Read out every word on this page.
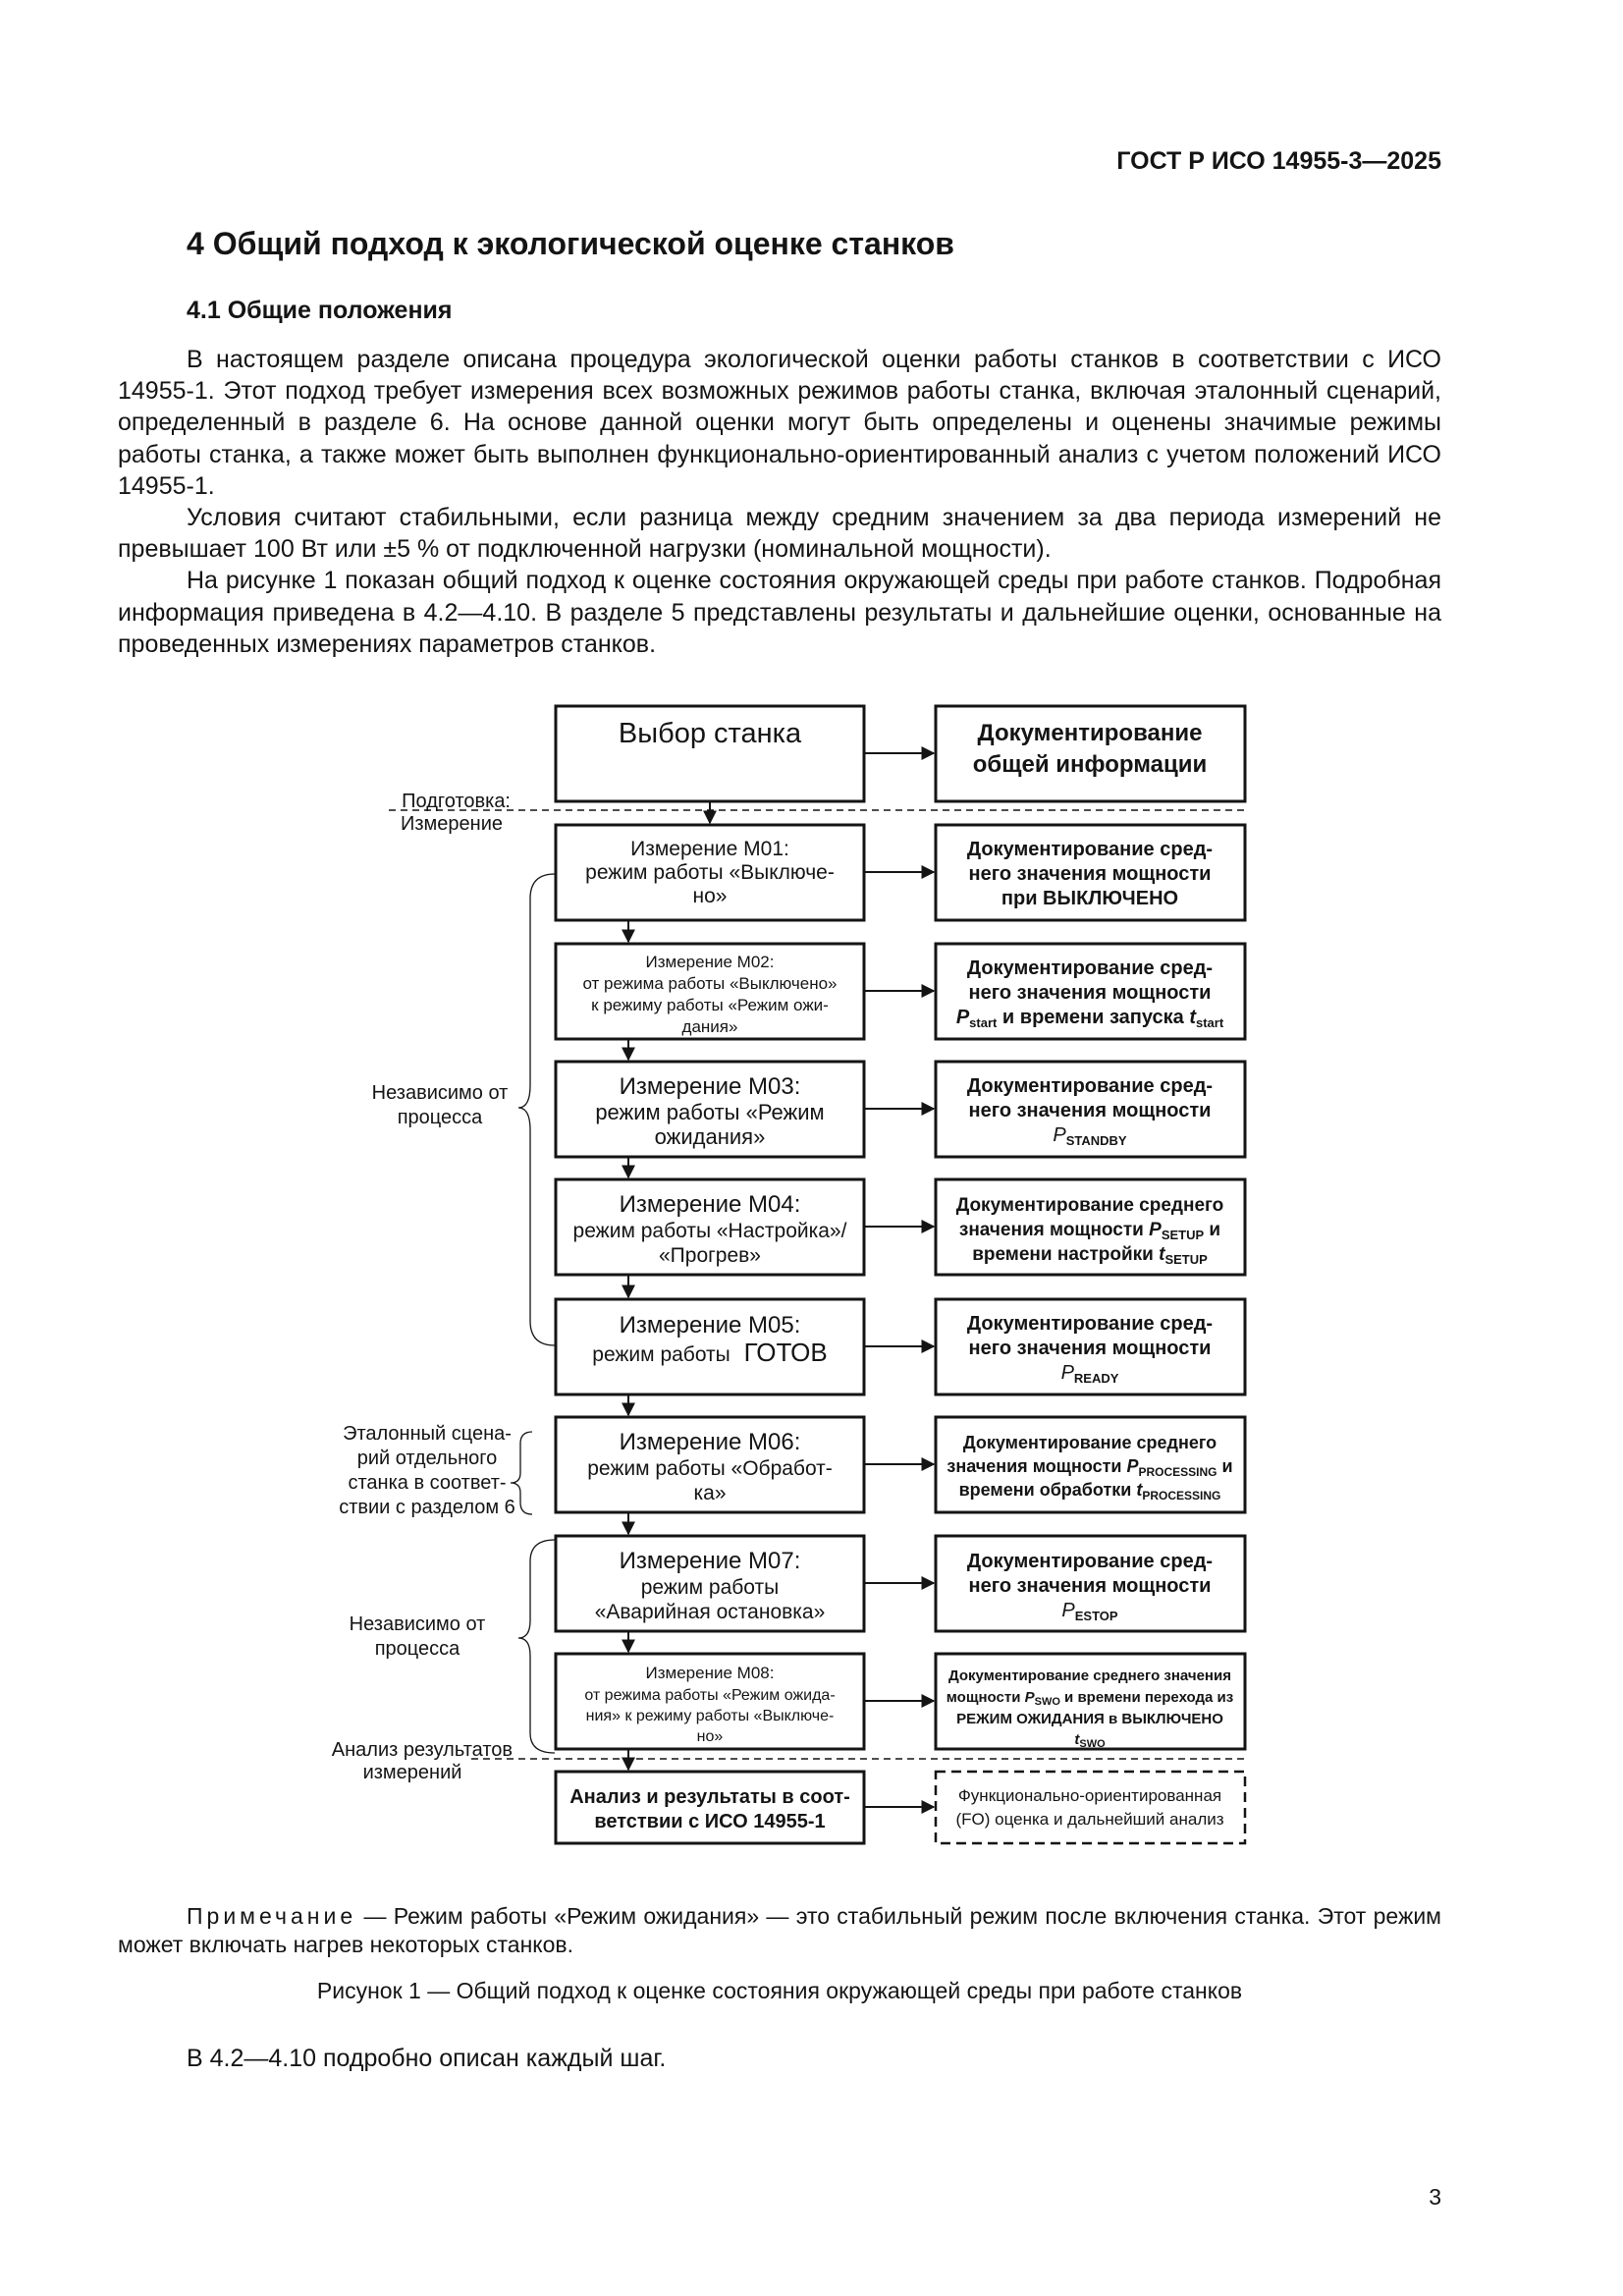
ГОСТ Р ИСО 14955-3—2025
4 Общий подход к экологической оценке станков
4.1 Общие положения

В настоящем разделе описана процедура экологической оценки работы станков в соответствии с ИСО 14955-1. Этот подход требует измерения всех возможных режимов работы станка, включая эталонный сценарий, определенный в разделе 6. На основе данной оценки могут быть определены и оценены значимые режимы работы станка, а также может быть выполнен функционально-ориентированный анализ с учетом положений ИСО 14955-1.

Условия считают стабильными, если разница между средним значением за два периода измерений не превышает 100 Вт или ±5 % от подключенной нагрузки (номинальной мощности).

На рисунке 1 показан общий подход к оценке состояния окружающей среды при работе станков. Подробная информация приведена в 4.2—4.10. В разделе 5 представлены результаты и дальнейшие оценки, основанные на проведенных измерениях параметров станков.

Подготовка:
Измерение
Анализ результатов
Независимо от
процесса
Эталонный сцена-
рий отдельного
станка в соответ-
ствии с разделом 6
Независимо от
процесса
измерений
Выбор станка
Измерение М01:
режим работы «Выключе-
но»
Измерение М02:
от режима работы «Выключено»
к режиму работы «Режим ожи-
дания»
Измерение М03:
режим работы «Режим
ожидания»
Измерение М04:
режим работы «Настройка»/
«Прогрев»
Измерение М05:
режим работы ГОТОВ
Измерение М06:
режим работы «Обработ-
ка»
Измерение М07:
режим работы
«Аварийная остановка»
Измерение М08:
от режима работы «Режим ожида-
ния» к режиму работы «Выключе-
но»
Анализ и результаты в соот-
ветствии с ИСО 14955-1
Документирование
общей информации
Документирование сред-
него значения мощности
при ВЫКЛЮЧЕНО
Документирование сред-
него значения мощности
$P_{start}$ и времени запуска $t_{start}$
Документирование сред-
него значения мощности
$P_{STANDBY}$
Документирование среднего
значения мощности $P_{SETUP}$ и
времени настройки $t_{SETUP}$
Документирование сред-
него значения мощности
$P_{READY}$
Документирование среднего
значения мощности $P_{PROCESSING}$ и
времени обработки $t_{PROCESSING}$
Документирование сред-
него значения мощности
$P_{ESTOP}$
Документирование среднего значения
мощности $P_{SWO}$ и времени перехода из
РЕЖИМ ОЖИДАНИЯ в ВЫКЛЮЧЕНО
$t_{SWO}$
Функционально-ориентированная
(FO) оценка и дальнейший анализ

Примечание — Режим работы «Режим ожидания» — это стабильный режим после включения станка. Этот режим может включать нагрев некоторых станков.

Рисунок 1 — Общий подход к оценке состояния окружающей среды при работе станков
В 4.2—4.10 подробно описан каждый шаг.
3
++++
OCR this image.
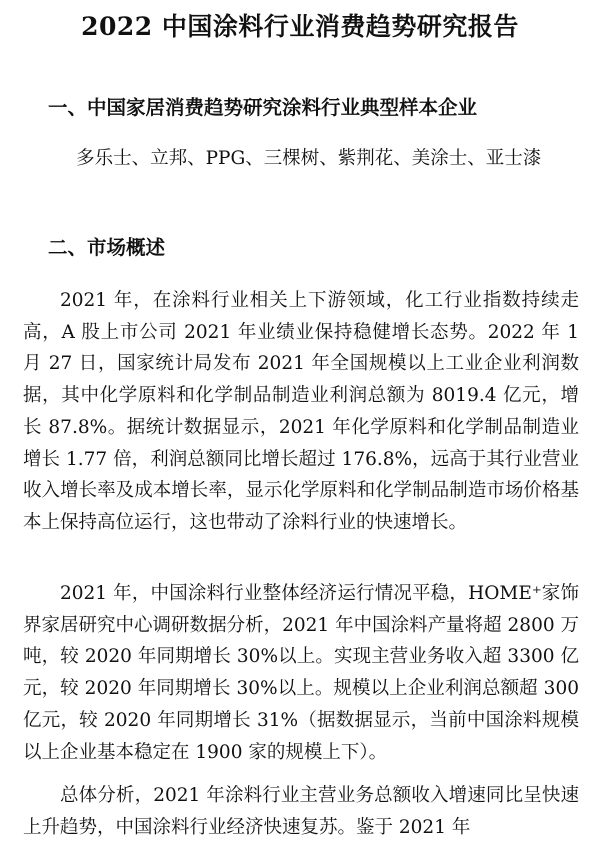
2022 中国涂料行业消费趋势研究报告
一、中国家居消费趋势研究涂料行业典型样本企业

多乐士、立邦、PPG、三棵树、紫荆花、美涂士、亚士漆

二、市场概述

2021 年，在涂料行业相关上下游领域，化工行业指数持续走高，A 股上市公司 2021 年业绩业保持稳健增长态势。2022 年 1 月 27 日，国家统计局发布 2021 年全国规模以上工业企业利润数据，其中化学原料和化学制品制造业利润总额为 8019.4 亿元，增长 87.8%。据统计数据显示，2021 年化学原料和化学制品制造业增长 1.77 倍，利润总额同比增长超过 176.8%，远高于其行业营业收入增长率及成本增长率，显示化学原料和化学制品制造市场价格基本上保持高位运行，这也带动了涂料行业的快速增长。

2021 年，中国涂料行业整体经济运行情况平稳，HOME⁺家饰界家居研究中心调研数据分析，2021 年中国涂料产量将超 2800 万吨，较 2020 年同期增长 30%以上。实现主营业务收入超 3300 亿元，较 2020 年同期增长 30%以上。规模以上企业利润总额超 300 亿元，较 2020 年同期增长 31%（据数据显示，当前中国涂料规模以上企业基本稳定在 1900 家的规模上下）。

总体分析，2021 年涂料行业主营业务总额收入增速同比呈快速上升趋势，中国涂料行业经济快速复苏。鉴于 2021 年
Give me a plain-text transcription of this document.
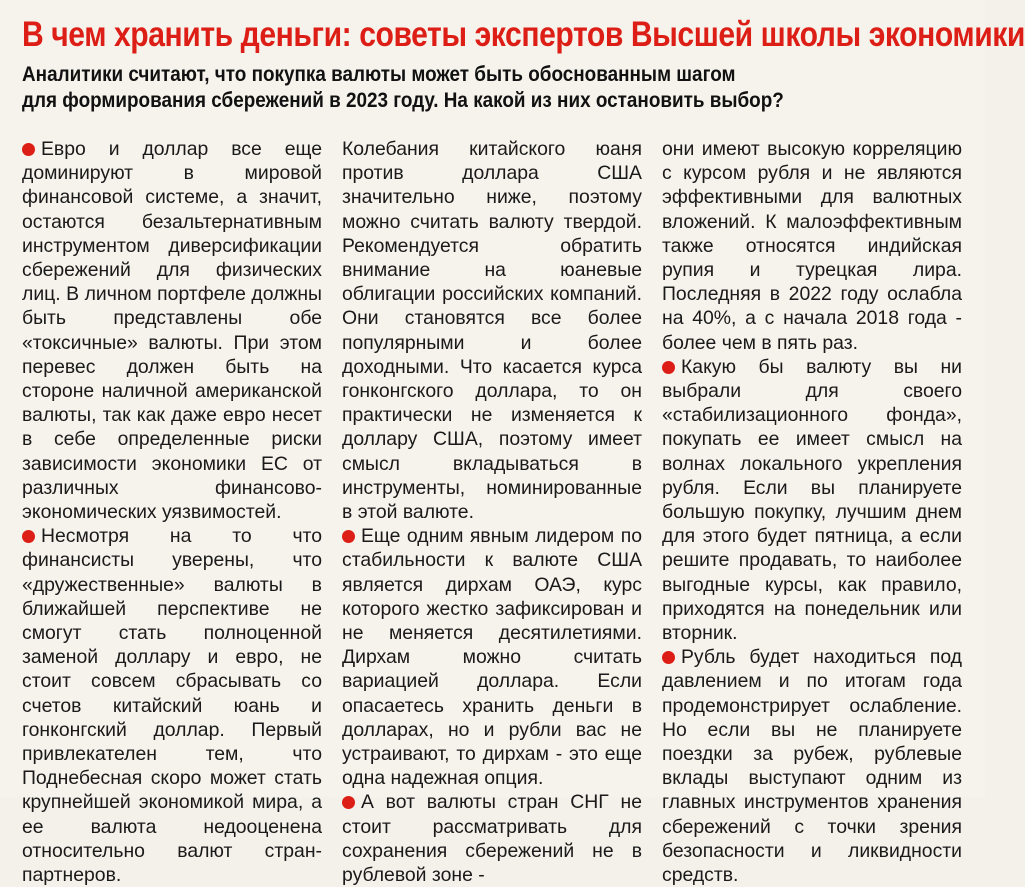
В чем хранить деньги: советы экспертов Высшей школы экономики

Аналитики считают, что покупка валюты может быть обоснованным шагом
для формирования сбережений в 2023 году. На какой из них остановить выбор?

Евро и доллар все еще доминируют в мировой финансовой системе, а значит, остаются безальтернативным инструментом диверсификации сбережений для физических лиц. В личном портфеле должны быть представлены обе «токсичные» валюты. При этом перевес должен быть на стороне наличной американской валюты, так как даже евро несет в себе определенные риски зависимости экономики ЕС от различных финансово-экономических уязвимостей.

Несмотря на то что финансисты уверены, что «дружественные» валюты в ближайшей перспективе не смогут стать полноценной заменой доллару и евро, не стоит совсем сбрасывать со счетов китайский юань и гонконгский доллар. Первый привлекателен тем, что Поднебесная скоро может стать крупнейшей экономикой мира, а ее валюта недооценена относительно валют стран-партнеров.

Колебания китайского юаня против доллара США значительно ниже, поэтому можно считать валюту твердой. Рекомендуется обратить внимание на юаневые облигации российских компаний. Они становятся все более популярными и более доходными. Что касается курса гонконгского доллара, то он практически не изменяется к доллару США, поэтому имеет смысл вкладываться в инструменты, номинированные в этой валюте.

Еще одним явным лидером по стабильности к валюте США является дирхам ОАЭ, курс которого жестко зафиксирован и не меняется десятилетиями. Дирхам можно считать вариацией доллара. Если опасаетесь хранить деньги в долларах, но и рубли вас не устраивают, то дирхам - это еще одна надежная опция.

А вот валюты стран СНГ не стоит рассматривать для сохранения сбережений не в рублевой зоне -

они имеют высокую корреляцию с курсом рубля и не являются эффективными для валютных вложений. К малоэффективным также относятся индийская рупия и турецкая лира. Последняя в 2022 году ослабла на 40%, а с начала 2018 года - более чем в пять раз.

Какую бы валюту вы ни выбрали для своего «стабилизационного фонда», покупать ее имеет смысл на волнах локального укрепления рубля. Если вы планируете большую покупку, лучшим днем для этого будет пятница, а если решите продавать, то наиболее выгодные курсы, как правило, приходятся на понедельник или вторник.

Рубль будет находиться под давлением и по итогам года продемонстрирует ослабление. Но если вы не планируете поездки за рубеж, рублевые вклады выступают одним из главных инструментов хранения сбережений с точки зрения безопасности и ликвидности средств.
++++
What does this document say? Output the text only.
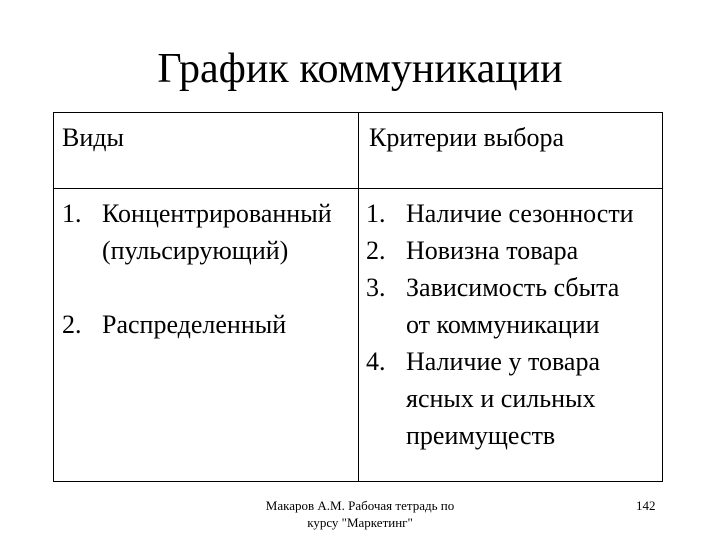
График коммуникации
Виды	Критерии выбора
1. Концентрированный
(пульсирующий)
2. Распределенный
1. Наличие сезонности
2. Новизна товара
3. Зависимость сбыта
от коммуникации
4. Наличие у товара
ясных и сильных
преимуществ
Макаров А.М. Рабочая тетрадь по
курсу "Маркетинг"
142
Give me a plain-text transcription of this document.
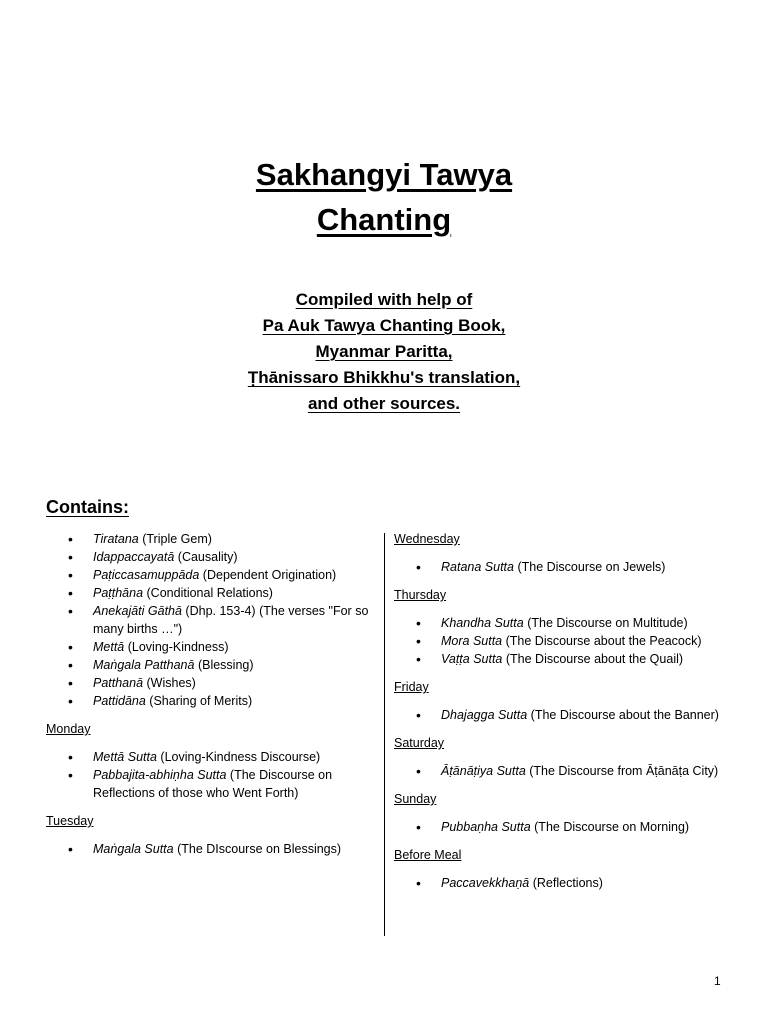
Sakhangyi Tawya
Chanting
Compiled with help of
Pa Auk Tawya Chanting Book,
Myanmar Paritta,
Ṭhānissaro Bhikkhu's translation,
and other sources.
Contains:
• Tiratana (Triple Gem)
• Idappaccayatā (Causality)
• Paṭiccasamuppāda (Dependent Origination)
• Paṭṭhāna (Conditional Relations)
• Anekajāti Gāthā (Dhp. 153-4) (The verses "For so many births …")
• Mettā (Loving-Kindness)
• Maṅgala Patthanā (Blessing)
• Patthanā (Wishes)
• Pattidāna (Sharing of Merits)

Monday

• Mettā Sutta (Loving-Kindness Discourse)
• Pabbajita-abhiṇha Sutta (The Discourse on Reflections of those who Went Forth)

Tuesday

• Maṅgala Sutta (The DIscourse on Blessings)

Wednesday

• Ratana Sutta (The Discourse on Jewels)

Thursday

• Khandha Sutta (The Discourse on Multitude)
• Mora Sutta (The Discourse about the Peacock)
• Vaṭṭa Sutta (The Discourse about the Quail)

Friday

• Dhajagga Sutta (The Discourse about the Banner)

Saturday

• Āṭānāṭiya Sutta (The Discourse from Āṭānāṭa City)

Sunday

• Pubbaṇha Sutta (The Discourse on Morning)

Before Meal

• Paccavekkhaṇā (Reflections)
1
++++
PROBLEM REQUIREMENTS:
Copy out each line of the records where the string "Наличие" appears.

SOLUTION TO THE EXERCISE:
1. Наличие сезонности
4. Наличие у товара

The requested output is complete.